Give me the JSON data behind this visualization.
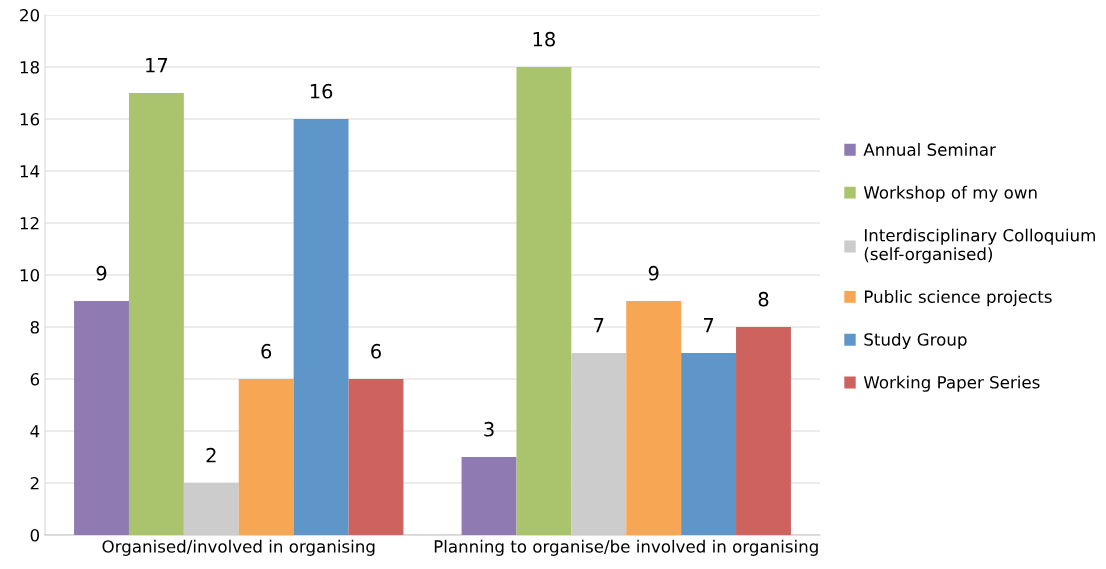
{
  "chart_data": {
    "type": "bar",
    "categories": [
      "Organised/involved in organising",
      "Planning to organise/be involved in organising"
    ],
    "series": [
      {
        "name": "Annual Seminar",
        "color": "#8f7ab1",
        "values": [
          9,
          3
        ]
      },
      {
        "name": "Workshop of my own",
        "color": "#a9c46c",
        "values": [
          17,
          18
        ]
      },
      {
        "name": "Interdisciplinary Colloquium\n(self-organised)",
        "color": "#cccccc",
        "values": [
          2,
          7
        ]
      },
      {
        "name": "Public science projects",
        "color": "#f7a654",
        "values": [
          6,
          9
        ]
      },
      {
        "name": "Study Group",
        "color": "#5f96c9",
        "values": [
          16,
          7
        ]
      },
      {
        "name": "Working Paper Series",
        "color": "#cd625f",
        "values": [
          6,
          8
        ]
      }
    ],
    "ylim": [
      0,
      20
    ],
    "yticks": [
      0,
      2,
      4,
      6,
      8,
      10,
      12,
      14,
      16,
      18,
      20
    ],
    "grid": "y",
    "legend": "right",
    "data_labels": true
  }
}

» What the task asks:
Lines containing the string "name" are to be selected and copied.

» Solved problem:
        "name": "Annual Seminar",
        "name": "Workshop of my own",
        "name": "Interdisciplinary Colloquium\n(self-organised)",
        "name": "Public science projects",
        "name": "Study Group",
        "name": "Working Paper Series",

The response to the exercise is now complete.